(Data records)
○ ○ ○ ○ ○
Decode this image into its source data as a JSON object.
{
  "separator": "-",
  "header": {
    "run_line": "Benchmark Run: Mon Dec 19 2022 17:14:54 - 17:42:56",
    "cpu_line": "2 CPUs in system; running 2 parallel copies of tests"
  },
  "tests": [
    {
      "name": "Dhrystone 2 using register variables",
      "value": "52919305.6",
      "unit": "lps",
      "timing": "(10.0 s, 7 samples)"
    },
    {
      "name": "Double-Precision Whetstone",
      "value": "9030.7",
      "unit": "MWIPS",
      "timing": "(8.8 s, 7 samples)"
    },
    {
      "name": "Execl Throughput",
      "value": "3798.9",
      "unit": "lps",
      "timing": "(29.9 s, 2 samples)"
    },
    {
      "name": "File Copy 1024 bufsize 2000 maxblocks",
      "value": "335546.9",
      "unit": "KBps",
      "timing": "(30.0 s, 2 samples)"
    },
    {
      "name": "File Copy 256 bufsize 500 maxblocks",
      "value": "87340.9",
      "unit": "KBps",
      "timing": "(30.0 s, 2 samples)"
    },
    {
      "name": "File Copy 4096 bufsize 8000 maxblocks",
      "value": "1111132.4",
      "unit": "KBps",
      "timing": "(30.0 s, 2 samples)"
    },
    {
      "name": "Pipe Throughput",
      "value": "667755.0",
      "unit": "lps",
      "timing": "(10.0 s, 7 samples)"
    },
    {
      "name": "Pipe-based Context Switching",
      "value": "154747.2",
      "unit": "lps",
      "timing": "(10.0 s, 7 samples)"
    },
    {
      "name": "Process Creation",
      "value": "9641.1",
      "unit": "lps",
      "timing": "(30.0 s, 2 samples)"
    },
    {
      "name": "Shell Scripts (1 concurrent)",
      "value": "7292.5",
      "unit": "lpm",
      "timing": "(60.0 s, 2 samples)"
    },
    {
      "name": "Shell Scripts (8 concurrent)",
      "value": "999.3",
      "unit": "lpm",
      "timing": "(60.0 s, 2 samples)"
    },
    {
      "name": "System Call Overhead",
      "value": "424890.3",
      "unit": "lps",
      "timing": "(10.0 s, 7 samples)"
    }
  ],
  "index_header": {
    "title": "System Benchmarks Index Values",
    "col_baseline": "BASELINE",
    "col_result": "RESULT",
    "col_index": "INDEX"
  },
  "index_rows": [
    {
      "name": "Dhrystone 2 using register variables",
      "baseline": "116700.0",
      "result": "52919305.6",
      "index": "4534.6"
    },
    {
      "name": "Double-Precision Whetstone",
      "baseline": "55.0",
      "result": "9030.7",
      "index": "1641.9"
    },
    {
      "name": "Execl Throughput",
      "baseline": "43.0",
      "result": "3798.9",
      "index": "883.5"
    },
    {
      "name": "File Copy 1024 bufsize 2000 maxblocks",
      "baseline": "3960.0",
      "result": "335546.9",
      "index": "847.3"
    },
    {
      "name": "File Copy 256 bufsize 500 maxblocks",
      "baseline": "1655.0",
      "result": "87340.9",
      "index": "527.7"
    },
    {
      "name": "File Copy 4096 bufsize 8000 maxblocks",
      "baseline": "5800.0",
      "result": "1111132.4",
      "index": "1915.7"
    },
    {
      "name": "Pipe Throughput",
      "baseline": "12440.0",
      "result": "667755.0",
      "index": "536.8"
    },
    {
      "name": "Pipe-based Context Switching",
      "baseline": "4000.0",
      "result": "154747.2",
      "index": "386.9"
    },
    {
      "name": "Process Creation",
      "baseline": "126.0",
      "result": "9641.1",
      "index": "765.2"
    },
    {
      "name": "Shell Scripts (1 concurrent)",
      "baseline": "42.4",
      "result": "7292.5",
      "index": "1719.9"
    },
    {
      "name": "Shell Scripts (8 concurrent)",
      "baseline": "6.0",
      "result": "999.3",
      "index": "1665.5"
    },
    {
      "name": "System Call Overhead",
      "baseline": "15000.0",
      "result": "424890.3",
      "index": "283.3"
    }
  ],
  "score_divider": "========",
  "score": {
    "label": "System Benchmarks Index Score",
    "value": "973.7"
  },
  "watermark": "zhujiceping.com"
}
○ ○ ○ ○ ○
### EXERCISE OBJECTIVE
Print out every record again, exactly and in full.

### EXERCISE RESULT
Decode this image into its source data as a JSON object.
{
  "separator": "-",
  "header": {
    "run_line": "Benchmark Run: Mon Dec 19 2022 17:14:54 - 17:42:56",
    "cpu_line": "2 CPUs in system; running 2 parallel copies of tests"
  },
  "tests": [
    {
      "name": "Dhrystone 2 using register variables",
      "value": "52919305.6",
      "unit": "lps",
      "timing": "(10.0 s, 7 samples)"
    },
    {
      "name": "Double-Precision Whetstone",
      "value": "9030.7",
      "unit": "MWIPS",
      "timing": "(8.8 s, 7 samples)"
    },
    {
      "name": "Execl Throughput",
      "value": "3798.9",
      "unit": "lps",
      "timing": "(29.9 s, 2 samples)"
    },
    {
      "name": "File Copy 1024 bufsize 2000 maxblocks",
      "value": "335546.9",
      "unit": "KBps",
      "timing": "(30.0 s, 2 samples)"
    },
    {
      "name": "File Copy 256 bufsize 500 maxblocks",
      "value": "87340.9",
      "unit": "KBps",
      "timing": "(30.0 s, 2 samples)"
    },
    {
      "name": "File Copy 4096 bufsize 8000 maxblocks",
      "value": "1111132.4",
      "unit": "KBps",
      "timing": "(30.0 s, 2 samples)"
    },
    {
      "name": "Pipe Throughput",
      "value": "667755.0",
      "unit": "lps",
      "timing": "(10.0 s, 7 samples)"
    },
    {
      "name": "Pipe-based Context Switching",
      "value": "154747.2",
      "unit": "lps",
      "timing": "(10.0 s, 7 samples)"
    },
    {
      "name": "Process Creation",
      "value": "9641.1",
      "unit": "lps",
      "timing": "(30.0 s, 2 samples)"
    },
    {
      "name": "Shell Scripts (1 concurrent)",
      "value": "7292.5",
      "unit": "lpm",
      "timing": "(60.0 s, 2 samples)"
    },
    {
      "name": "Shell Scripts (8 concurrent)",
      "value": "999.3",
      "unit": "lpm",
      "timing": "(60.0 s, 2 samples)"
    },
    {
      "name": "System Call Overhead",
      "value": "424890.3",
      "unit": "lps",
      "timing": "(10.0 s, 7 samples)"
    }
  ],
  "index_header": {
    "title": "System Benchmarks Index Values",
    "col_baseline": "BASELINE",
    "col_result": "RESULT",
    "col_index": "INDEX"
  },
  "index_rows": [
    {
      "name": "Dhrystone 2 using register variables",
      "baseline": "116700.0",
      "result": "52919305.6",
      "index": "4534.6"
    },
    {
      "name": "Double-Precision Whetstone",
      "baseline": "55.0",
      "result": "9030.7",
      "index": "1641.9"
    },
    {
      "name": "Execl Throughput",
      "baseline": "43.0",
      "result": "3798.9",
      "index": "883.5"
    },
    {
      "name": "File Copy 1024 bufsize 2000 maxblocks",
      "baseline": "3960.0",
      "result": "335546.9",
      "index": "847.3"
    },
    {
      "name": "File Copy 256 bufsize 500 maxblocks",
      "baseline": "1655.0",
      "result": "87340.9",
      "index": "527.7"
    },
    {
      "name": "File Copy 4096 bufsize 8000 maxblocks",
      "baseline": "5800.0",
      "result": "1111132.4",
      "index": "1915.7"
    },
    {
      "name": "Pipe Throughput",
      "baseline": "12440.0",
      "result": "667755.0",
      "index": "536.8"
    },
    {
      "name": "Pipe-based Context Switching",
      "baseline": "4000.0",
      "result": "154747.2",
      "index": "386.9"
    },
    {
      "name": "Process Creation",
      "baseline": "126.0",
      "result": "9641.1",
      "index": "765.2"
    },
    {
      "name": "Shell Scripts (1 concurrent)",
      "baseline": "42.4",
      "result": "7292.5",
      "index": "1719.9"
    },
    {
      "name": "Shell Scripts (8 concurrent)",
      "baseline": "6.0",
      "result": "999.3",
      "index": "1665.5"
    },
    {
      "name": "System Call Overhead",
      "baseline": "15000.0",
      "result": "424890.3",
      "index": "283.3"
    }
  ],
  "score_divider": "========",
  "score": {
    "label": "System Benchmarks Index Score",
    "value": "973.7"
  },
  "watermark": "zhujiceping.com"
}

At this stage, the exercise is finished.